— Job —
Work out how many lines in the listing below include the word "content"; answer with the number alone.

[Stored data]
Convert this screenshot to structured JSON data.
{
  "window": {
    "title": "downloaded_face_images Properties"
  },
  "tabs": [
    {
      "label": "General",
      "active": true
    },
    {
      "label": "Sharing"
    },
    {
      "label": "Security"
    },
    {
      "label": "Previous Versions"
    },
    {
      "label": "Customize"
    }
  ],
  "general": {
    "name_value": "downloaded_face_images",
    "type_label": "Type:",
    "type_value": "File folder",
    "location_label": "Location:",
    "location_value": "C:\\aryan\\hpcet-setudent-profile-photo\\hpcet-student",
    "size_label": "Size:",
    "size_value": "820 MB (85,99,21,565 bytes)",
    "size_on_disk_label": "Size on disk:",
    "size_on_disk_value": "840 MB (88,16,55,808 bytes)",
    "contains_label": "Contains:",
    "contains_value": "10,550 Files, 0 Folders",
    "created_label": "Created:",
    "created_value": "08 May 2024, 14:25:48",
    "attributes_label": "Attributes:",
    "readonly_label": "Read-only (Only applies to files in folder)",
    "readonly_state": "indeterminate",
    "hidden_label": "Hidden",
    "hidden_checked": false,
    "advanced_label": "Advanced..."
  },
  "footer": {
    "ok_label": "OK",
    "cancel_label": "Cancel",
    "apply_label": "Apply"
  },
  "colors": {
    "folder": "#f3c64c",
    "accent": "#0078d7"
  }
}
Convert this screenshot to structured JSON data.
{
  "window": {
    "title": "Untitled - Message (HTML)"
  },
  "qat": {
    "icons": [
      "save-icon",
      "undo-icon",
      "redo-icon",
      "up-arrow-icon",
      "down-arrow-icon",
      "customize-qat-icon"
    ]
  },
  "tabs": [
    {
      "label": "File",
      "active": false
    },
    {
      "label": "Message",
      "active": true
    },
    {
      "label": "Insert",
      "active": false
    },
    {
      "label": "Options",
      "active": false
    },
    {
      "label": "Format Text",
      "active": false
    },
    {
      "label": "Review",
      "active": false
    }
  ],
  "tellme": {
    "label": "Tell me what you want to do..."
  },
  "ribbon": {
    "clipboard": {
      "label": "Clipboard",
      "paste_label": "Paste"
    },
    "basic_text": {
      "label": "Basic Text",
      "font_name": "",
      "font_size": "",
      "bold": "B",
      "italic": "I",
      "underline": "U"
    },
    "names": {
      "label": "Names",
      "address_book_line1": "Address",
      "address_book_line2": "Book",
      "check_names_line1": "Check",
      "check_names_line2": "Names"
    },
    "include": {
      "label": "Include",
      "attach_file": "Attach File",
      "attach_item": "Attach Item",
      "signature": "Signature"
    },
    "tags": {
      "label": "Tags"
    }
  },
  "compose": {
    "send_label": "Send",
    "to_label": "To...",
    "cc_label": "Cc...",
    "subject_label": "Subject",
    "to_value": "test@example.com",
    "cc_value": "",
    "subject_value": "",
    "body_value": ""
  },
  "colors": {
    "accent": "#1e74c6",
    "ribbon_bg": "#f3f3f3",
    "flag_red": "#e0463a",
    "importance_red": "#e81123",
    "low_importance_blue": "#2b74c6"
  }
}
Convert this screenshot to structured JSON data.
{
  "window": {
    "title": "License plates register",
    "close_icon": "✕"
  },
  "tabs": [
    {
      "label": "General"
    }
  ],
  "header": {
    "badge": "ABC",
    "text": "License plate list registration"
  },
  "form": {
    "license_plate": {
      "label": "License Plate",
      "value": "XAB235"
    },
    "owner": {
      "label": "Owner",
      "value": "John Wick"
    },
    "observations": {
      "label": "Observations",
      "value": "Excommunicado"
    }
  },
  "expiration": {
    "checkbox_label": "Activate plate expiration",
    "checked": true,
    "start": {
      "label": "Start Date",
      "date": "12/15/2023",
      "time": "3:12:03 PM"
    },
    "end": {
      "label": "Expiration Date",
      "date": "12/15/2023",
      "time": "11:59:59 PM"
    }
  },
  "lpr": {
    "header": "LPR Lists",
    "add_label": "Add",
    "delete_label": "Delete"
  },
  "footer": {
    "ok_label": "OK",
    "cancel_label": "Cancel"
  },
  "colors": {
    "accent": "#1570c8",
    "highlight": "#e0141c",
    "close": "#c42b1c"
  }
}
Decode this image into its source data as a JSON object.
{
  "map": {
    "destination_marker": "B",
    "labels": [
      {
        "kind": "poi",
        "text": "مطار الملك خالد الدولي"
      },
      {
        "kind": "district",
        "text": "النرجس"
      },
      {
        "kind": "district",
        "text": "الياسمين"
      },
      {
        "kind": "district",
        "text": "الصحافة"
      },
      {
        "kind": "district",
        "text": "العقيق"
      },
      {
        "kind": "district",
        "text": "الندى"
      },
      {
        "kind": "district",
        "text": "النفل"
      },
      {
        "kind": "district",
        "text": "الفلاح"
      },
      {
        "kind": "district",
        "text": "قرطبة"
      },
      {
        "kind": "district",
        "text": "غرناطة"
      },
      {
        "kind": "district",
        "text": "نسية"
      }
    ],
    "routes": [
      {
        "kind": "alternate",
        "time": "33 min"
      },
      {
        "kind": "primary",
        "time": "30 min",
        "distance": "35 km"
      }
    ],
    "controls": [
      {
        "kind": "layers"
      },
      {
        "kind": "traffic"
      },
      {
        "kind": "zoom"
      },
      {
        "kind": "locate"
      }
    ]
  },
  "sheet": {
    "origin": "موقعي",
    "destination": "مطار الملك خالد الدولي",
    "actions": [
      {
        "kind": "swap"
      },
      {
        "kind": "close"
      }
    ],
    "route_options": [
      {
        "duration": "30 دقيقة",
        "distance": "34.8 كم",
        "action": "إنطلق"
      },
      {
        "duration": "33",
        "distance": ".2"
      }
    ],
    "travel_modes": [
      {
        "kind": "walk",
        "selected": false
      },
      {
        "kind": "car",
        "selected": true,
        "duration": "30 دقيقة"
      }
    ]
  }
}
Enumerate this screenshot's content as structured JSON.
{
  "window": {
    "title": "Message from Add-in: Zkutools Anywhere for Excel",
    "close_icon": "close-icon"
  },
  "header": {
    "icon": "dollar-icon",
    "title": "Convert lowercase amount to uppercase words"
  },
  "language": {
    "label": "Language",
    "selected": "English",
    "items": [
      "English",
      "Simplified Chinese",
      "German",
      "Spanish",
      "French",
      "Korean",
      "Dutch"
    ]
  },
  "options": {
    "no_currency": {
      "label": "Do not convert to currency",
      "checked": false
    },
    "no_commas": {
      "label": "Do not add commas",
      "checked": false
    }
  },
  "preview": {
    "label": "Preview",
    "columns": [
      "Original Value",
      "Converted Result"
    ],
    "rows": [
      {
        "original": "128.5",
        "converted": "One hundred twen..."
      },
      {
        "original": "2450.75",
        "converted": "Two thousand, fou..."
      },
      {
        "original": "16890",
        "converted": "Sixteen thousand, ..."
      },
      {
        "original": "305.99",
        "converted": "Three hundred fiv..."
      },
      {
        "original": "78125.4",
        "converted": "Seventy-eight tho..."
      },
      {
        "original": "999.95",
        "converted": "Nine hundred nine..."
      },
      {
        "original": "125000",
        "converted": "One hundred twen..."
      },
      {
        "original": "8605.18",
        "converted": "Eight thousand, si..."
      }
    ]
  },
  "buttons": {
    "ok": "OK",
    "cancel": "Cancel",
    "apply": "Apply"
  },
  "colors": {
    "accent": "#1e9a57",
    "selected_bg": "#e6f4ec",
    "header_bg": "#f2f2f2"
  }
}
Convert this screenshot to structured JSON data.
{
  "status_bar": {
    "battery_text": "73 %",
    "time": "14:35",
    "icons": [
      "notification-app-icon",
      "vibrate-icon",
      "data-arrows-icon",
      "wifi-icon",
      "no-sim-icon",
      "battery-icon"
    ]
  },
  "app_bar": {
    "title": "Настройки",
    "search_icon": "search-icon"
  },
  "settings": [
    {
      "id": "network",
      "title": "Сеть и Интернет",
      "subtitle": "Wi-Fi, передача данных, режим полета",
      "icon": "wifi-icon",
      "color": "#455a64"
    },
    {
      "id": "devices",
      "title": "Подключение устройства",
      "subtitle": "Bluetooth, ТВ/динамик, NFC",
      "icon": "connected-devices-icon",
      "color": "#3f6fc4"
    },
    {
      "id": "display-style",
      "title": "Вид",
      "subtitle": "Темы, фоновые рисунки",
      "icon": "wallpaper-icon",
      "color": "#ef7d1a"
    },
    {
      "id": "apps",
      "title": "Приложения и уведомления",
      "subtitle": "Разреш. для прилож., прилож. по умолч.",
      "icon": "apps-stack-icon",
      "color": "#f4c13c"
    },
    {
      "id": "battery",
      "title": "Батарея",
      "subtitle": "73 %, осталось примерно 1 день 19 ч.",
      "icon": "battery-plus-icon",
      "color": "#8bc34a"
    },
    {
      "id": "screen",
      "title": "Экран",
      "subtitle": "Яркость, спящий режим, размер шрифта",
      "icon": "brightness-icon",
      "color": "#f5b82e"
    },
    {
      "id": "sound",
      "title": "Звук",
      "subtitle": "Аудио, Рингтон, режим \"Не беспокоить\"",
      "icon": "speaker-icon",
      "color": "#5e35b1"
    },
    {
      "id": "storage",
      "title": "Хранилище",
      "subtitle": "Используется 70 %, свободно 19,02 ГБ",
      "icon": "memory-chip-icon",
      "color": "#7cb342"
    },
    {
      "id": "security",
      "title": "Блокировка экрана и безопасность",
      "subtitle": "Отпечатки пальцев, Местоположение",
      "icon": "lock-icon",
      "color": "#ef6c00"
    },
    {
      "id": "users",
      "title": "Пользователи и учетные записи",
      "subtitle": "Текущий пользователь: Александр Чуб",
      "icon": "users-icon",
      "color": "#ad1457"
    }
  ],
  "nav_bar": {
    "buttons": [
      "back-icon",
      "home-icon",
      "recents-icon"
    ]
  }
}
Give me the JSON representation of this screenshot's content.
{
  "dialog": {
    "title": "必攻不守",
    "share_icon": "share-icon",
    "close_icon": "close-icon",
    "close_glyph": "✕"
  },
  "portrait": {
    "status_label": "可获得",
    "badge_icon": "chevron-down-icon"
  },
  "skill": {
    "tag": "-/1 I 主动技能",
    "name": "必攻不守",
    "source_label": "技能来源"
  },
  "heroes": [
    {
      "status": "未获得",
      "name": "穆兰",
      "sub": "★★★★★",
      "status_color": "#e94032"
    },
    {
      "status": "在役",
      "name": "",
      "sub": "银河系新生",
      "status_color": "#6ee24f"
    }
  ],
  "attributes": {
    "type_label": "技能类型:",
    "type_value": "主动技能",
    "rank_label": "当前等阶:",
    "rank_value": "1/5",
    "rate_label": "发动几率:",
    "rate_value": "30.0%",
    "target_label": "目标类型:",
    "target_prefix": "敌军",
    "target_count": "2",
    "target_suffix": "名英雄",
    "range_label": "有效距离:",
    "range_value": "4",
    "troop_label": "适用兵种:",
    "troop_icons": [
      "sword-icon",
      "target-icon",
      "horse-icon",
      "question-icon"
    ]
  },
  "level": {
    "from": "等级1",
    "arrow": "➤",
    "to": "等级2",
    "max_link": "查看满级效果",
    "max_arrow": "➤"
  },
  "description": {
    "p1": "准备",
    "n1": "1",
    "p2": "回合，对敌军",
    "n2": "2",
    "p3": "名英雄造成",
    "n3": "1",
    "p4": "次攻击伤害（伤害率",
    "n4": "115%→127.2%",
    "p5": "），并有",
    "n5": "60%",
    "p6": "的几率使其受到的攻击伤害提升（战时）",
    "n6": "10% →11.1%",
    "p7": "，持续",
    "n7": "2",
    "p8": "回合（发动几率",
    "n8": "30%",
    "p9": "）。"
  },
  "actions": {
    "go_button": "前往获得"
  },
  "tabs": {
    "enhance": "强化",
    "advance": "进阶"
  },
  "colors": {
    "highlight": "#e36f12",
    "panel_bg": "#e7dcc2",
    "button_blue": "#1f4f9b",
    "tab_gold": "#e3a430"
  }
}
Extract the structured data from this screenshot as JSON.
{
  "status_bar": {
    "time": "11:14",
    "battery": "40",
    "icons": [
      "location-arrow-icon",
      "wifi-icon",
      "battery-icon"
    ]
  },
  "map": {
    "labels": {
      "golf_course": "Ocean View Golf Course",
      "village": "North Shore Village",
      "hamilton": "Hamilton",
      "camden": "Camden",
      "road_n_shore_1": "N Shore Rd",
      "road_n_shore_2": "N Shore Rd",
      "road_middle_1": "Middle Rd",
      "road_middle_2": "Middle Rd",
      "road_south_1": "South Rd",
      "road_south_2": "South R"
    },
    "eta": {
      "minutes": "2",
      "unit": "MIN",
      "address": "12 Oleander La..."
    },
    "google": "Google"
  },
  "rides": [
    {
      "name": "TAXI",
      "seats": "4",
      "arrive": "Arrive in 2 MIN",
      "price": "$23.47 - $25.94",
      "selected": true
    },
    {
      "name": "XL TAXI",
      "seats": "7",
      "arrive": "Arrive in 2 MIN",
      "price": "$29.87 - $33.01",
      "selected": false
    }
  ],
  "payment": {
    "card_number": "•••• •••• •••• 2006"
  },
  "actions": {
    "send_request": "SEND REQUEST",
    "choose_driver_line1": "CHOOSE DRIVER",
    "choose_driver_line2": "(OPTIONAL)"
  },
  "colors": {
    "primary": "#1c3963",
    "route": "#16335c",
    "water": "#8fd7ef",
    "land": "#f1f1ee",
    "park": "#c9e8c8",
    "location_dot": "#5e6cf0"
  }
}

— Task output —
2